━━━ EXTRACT TO READ
# Covenant Parallels...



## amishrockstar (Jun 16, 2010)

I was just watching a Debate between James 
White and Doug Wilson entitled, _Are Roman 
Catholics our Brothers and Sisters in Christ?_

I have a question that's still lingering though. 

I can see (from scripture) that _believing_ and 
_unbelieving_ Jews were in a covenant with God
in the O.T. True and false believers were part 
of an over-arching covenant. 

But I don't see the same thing in the N.T. 
I don't see that _unbelievers_ --in the N.T.-- 
are in a covenant with God in the same way 
that believers are (that they both fall under 
the same over-arching covenant). As James White 
put it, those who are in the New Covenant are ALL 
regenerated by God. 

Any thoughts (answers) on this? 
What scripture would you point to in order to 
make the case that unbelievers are part of the 
New Covenant, especially in light of passages that 
indicate that N.C. members have the law written 
on their hearts and put into their minds, that they 
will ALL "know me," etc?

Thanks


----------



## A.J. (Jun 17, 2010)

One of the strongest texts (if not the strongest) I can think of that point to the fact that unbelievers do belong to the covenant people of God _outwardly_ is Romans 11. It is in this chapter that Paul speaks of the people of God as an olive tree. In that text, he speaks of Jews who were cut off because of their unbelief and warns his Gentile audience that the same would happen to them if they were to commit the same error. This is consistent with the Bible's overarching idea of the covenant. There are blessings to those who believe and curses to those who don't believe even _in the New Covenant_. 

---------- Post added at 11:05 PM ---------- Previous post was at 10:53 PM ----------

The "for they shall all know me" part of New Covenant passage of Hebrews is preceded by "_they shall not teach_, each one his neighbor and each one his brother, saying, ‘Know the Lord’...." As with other texts of Scripture, the tension between the "already" and the "not yet" is at work here. Only in heaven (the "not yet") will there be no need for teachers. But since we are not in heaven yet (the "already"), we will always be in need of pastor-teachers until the Lord comes back (Matt. 28:18-20; Eph. 4:11-12) .


----------



## Contra_Mundum (Jun 17, 2010)

For children, see Eph.6:1-3; Col.3:20. For persons generally, see the letter to Hebrews: the warning passages are there for a reason. The church is being addressed there--members, people we know, friends, family, ourselves.

Just because this is the New Covenant Age doesn't mean that we have suddenly lost our connections to the present time, and somehow we can have a covenant community in the world that is idealized, and perfect, comprised solely of the elect. That's a pipe dream. Has God lost interest in _*persons*_ and all that belongs to them, especially (though not limited to) their families?

The expressions of his interest in our lives, broadly conceived, conveyed to Abraham: statements like "I will be God to you and to your descendants after you," and the mark of his ownership (covenant-sign)--this sort of speech and these concerns we see repeated in the NT. We do not see a wedge being driven between an essentially carnal approach taken with Abraham, and a new "more spiritual" approach taken with the church.
━━━━━━
━━━ GIVEN RECORDS
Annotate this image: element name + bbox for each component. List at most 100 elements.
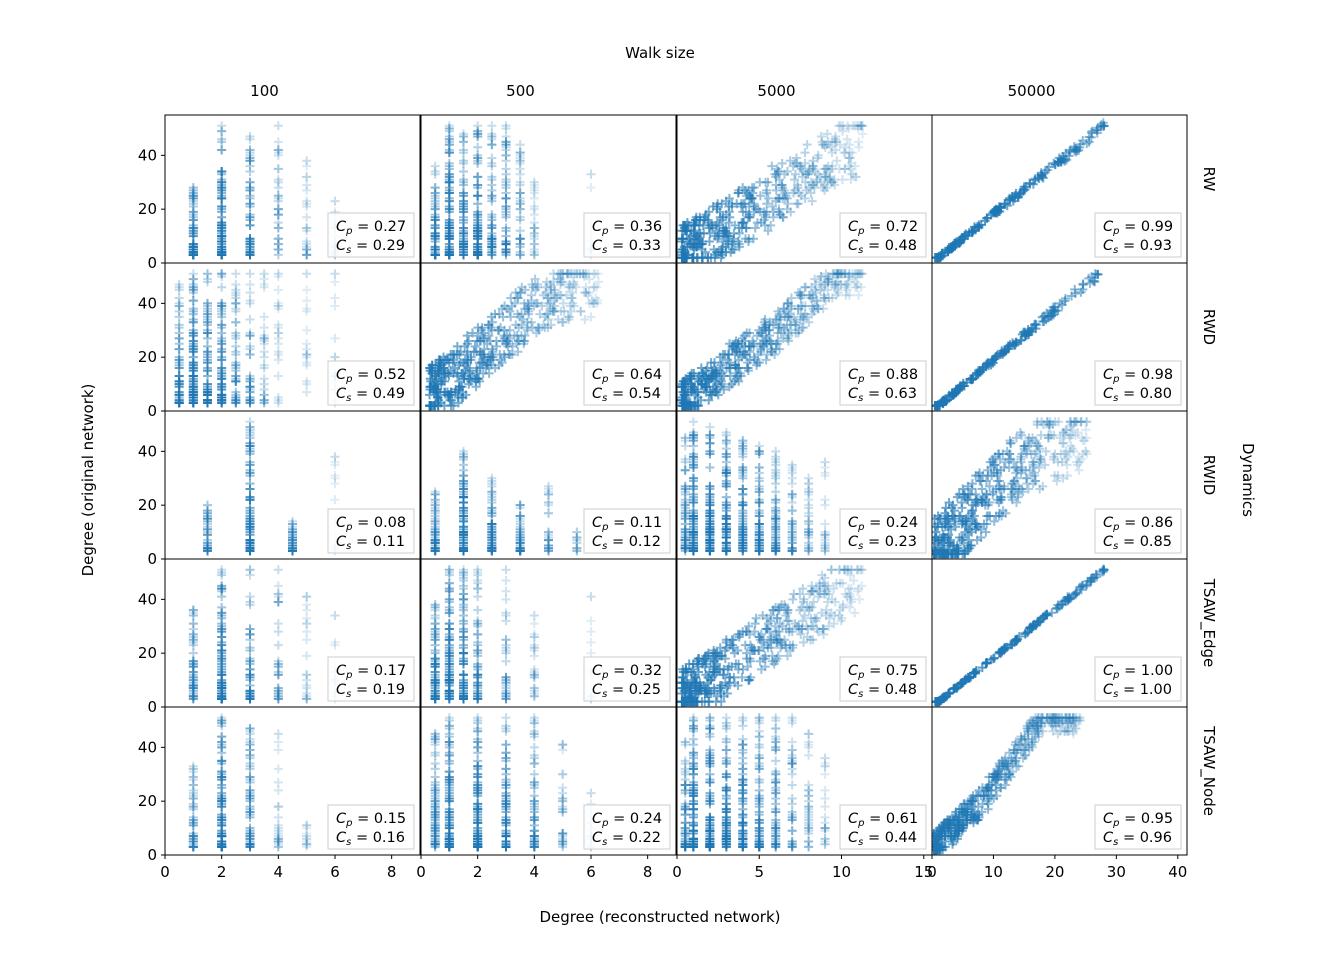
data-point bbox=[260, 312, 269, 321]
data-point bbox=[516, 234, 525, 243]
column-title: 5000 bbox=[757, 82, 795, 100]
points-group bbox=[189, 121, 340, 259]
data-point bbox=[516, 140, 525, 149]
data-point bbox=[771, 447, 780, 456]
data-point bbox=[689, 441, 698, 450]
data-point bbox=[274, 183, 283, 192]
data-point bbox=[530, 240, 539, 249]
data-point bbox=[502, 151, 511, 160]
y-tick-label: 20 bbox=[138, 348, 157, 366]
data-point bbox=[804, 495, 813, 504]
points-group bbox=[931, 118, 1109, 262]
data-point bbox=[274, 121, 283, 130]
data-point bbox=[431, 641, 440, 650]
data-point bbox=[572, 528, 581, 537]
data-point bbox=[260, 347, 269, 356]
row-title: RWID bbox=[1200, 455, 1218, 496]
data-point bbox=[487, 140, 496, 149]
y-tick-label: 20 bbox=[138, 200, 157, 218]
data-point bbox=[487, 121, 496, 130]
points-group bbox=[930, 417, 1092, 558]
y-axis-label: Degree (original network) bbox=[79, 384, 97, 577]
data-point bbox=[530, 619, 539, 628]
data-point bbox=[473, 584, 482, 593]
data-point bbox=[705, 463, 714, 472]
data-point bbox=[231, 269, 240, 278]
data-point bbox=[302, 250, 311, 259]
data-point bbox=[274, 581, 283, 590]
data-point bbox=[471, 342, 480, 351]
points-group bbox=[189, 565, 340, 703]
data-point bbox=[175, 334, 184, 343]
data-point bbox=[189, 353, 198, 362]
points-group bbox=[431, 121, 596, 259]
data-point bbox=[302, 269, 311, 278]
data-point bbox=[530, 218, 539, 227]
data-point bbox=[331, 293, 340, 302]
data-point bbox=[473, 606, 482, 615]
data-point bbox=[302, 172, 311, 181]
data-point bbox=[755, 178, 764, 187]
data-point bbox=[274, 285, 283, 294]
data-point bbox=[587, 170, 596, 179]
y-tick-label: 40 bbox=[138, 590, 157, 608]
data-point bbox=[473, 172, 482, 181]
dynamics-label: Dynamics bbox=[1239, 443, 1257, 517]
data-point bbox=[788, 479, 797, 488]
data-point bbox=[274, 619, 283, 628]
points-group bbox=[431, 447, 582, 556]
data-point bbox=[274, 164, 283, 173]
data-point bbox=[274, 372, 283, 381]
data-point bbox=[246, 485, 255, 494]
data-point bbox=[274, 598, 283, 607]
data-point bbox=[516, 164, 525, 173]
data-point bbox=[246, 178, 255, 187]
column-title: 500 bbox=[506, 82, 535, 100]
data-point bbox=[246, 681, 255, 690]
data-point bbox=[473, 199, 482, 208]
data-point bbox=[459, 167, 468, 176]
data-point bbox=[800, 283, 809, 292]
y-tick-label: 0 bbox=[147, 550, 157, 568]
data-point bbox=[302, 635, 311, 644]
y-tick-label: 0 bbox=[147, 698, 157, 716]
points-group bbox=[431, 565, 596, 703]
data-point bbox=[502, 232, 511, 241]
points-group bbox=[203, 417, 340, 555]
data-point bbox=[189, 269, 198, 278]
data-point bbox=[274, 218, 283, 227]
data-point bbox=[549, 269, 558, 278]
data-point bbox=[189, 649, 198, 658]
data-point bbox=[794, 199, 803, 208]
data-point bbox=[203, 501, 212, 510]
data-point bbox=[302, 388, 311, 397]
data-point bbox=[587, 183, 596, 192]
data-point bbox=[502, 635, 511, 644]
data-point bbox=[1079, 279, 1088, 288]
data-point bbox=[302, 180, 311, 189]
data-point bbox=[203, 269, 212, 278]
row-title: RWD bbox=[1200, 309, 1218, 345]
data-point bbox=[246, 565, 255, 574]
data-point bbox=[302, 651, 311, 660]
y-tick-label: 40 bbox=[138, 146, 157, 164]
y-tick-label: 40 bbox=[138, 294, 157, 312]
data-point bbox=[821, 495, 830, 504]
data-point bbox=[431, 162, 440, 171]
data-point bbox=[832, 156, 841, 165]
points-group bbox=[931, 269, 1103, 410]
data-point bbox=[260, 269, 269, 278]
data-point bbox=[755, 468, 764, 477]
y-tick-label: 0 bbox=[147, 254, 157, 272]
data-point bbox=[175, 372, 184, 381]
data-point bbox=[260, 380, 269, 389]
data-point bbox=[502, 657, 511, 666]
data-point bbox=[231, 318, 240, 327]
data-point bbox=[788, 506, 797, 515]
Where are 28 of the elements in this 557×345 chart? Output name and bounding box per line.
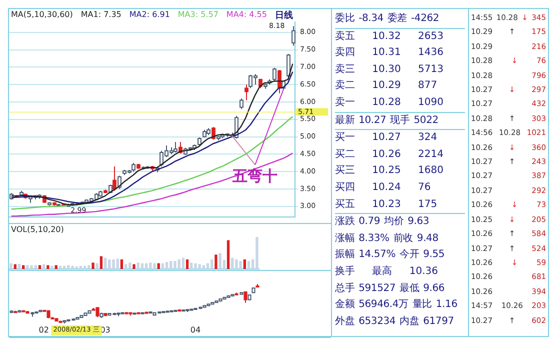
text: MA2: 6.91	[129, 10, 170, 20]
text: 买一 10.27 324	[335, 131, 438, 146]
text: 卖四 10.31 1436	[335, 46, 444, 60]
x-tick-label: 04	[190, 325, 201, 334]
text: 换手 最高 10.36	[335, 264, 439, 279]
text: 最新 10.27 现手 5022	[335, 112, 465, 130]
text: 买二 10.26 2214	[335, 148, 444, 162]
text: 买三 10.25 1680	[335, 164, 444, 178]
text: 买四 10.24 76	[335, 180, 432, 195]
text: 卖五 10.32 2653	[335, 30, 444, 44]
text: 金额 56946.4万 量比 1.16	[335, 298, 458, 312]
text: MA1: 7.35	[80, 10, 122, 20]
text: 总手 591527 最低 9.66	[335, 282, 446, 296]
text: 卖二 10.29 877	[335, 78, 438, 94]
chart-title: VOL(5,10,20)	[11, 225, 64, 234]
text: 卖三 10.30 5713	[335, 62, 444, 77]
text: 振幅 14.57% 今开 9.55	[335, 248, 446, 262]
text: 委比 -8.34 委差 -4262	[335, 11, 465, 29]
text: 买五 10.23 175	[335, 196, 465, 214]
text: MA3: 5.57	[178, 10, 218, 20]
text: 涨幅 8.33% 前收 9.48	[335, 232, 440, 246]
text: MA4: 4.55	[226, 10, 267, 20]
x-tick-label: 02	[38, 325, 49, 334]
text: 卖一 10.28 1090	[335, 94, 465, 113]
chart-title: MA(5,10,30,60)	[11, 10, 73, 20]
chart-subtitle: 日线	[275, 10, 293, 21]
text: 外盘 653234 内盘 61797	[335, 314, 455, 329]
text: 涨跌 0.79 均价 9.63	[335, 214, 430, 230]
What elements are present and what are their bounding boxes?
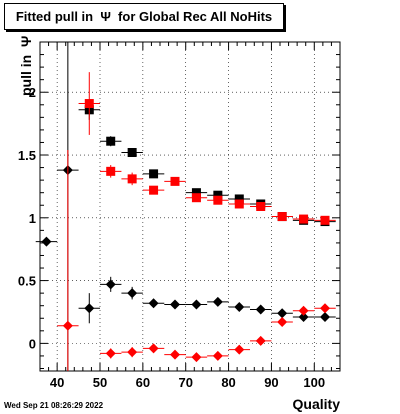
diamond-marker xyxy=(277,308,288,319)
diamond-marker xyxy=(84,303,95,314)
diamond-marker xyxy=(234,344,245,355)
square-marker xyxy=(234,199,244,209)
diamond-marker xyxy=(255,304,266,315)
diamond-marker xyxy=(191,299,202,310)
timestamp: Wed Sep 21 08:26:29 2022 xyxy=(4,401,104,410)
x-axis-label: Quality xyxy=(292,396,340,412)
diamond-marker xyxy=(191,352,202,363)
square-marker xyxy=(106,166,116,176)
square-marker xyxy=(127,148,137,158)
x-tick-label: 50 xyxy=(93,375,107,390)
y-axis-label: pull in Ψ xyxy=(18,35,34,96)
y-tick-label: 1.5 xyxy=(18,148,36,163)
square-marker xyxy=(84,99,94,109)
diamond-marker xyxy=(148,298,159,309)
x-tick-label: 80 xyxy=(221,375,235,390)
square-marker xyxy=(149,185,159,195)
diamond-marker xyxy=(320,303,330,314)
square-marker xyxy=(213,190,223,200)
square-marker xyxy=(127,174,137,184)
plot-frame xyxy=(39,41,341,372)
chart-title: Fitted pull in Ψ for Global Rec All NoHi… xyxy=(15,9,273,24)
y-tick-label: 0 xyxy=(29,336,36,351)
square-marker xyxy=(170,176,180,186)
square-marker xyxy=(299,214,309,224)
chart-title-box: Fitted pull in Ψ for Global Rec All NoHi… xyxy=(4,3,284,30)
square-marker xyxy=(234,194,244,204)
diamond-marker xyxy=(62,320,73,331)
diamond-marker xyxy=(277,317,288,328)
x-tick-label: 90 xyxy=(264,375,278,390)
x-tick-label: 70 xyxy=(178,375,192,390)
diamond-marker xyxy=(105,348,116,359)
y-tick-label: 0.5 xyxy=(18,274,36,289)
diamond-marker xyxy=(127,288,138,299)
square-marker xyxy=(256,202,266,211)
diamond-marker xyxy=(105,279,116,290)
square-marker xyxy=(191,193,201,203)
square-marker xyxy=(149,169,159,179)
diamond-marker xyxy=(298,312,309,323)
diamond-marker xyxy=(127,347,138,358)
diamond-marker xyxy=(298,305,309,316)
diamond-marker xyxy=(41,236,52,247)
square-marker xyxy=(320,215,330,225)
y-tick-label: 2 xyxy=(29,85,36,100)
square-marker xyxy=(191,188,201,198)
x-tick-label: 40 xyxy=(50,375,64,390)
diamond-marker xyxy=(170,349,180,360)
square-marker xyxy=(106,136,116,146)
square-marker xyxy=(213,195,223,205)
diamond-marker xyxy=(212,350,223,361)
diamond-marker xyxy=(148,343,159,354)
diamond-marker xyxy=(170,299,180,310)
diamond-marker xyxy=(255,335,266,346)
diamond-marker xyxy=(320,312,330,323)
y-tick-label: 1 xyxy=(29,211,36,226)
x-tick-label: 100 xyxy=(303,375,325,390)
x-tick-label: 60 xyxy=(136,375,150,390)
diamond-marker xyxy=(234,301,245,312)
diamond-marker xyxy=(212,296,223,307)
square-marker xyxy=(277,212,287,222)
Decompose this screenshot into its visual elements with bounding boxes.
━━━━━━
[TASK STATEMENT] Pick up the forum thread on whether unbelievers belong to the New Covenant right after its final sentence and continue it.

[REPLY TO THE EXERCISE]
There is a "glory overlay" that was imposed during the Mosaic-era, an enhancement of externals that was used as a "blind" or "veil". However, Paul teaches that this specifically gets removed in Christ. And we see ourselves plainly as Abraham's offspring. It is easier for us (even Gentiles) than it was for the Israelites coming out of Egypt, or living in the land, or even coming back from the exile.

We are situated among the heirs of Abraham, with comparable privileges and duties. He was a sojourner, and so are we. He was looking for heavenly city (not an earthly one); and so are we. The fulfillment of his hopes was in Christ; so are ours. Somehow, this covenant-identity is supposed to be conveyed in a visual, physical manner in this world. If we want to know how we are to do that, we don't try to interpret Jer.31 a-contextually, either in itself or apart from the Scripture as a whole. Gen.12-17 is the place to start, with due consideration for the NT church-setting in which we operate.


----------



## Peairtach (Jun 17, 2010)

There are different aspects to the Covenant of Grace, as with marriage.

On the one hand there are the internal, life-giving, loving aspects, faith and regeneration and feeding on Christ E.g. Abraham had this before he was circumcised.

There are also the external, visible, legal, bond aspects.

Just as with the sacraments (signs and seals) of the Covenant there is an inner reality that corresponds to an external sign. 

This is where the Baptists and others fall down on the sacraments and the Covenant. They fail to properly recognise this duality.

They would have to say that the baptism of a professor was meaningless if he wasn't regenerate. But a proper marriage ceremony isn't meaningless if the couple don't love each other.

It's impossible for the session to infallibly know who are elect or even regenerate. They have to go according to a credible and/or accredited profession of faith.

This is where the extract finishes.